# Problem description
Extract the text of every entry below exactly; leave images out.

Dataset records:
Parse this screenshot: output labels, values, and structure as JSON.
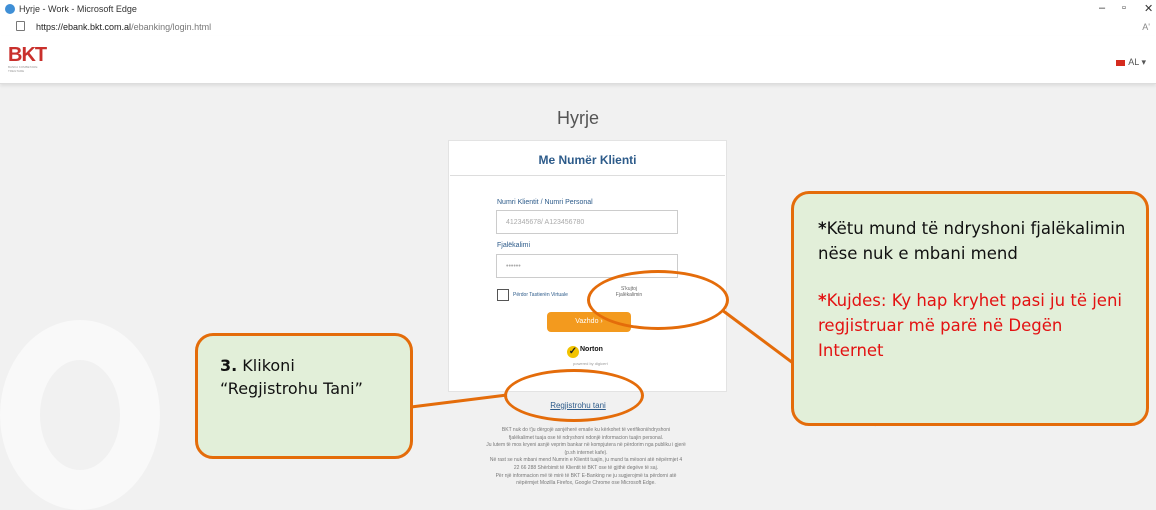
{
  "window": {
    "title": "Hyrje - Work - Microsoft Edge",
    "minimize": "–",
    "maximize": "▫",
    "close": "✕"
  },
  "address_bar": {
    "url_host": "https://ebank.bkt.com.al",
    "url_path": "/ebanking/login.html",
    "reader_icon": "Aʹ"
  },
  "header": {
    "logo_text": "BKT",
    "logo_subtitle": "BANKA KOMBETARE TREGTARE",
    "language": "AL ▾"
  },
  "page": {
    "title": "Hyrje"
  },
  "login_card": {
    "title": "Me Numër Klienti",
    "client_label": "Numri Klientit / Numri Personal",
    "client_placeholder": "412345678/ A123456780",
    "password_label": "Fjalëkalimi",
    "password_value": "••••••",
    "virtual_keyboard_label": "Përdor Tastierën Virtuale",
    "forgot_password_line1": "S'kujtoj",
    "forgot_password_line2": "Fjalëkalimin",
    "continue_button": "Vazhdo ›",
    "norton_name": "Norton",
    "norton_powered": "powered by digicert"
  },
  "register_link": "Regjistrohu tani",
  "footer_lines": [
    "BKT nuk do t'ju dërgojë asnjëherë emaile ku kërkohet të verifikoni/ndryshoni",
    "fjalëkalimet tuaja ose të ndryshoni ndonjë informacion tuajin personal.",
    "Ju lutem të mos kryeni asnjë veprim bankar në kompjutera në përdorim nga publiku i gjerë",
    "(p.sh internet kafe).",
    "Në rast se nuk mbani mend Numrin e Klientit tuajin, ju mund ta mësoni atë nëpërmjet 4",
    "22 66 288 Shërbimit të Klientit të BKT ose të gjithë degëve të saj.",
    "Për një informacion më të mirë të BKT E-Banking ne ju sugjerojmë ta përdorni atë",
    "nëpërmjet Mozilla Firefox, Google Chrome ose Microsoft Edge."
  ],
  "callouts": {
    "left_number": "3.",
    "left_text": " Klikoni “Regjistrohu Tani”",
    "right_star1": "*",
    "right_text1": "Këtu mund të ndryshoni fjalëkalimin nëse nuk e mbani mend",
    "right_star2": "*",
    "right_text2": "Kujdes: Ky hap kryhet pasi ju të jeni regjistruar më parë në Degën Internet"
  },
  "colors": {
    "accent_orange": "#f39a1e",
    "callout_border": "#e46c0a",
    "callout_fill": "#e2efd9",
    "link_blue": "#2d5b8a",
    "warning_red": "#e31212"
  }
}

# Reply
Parse this screenshot: output labels, values, and structure as JSON.
{
  "window": {
    "title": "Hyrje - Work - Microsoft Edge",
    "minimize": "–",
    "maximize": "▫",
    "close": "✕"
  },
  "address_bar": {
    "url_host": "https://ebank.bkt.com.al",
    "url_path": "/ebanking/login.html",
    "reader_icon": "Aʹ"
  },
  "header": {
    "logo_text": "BKT",
    "logo_subtitle": "BANKA KOMBETARE TREGTARE",
    "language": "AL ▾"
  },
  "page": {
    "title": "Hyrje"
  },
  "login_card": {
    "title": "Me Numër Klienti",
    "client_label": "Numri Klientit / Numri Personal",
    "client_placeholder": "412345678/ A123456780",
    "password_label": "Fjalëkalimi",
    "password_value": "••••••",
    "virtual_keyboard_label": "Përdor Tastierën Virtuale",
    "forgot_password_line1": "S'kujtoj",
    "forgot_password_line2": "Fjalëkalimin",
    "continue_button": "Vazhdo ›",
    "norton_name": "Norton",
    "norton_powered": "powered by digicert"
  },
  "register_link": "Regjistrohu tani",
  "footer_lines": [
    "BKT nuk do t'ju dërgojë asnjëherë emaile ku kërkohet të verifikoni/ndryshoni",
    "fjalëkalimet tuaja ose të ndryshoni ndonjë informacion tuajin personal.",
    "Ju lutem të mos kryeni asnjë veprim bankar në kompjutera në përdorim nga publiku i gjerë",
    "(p.sh internet kafe).",
    "Në rast se nuk mbani mend Numrin e Klientit tuajin, ju mund ta mësoni atë nëpërmjet 4",
    "22 66 288 Shërbimit të Klientit të BKT ose të gjithë degëve të saj.",
    "Për një informacion më të mirë të BKT E-Banking ne ju sugjerojmë ta përdorni atë",
    "nëpërmjet Mozilla Firefox, Google Chrome ose Microsoft Edge."
  ],
  "callouts": {
    "left_number": "3.",
    "left_text": " Klikoni “Regjistrohu Tani”",
    "right_star1": "*",
    "right_text1": "Këtu mund të ndryshoni fjalëkalimin nëse nuk e mbani mend",
    "right_star2": "*",
    "right_text2": "Kujdes: Ky hap kryhet pasi ju të jeni regjistruar më parë në Degën Internet"
  },
  "colors": {
    "accent_orange": "#f39a1e",
    "callout_border": "#e46c0a",
    "callout_fill": "#e2efd9",
    "link_blue": "#2d5b8a",
    "warning_red": "#e31212"
  }
}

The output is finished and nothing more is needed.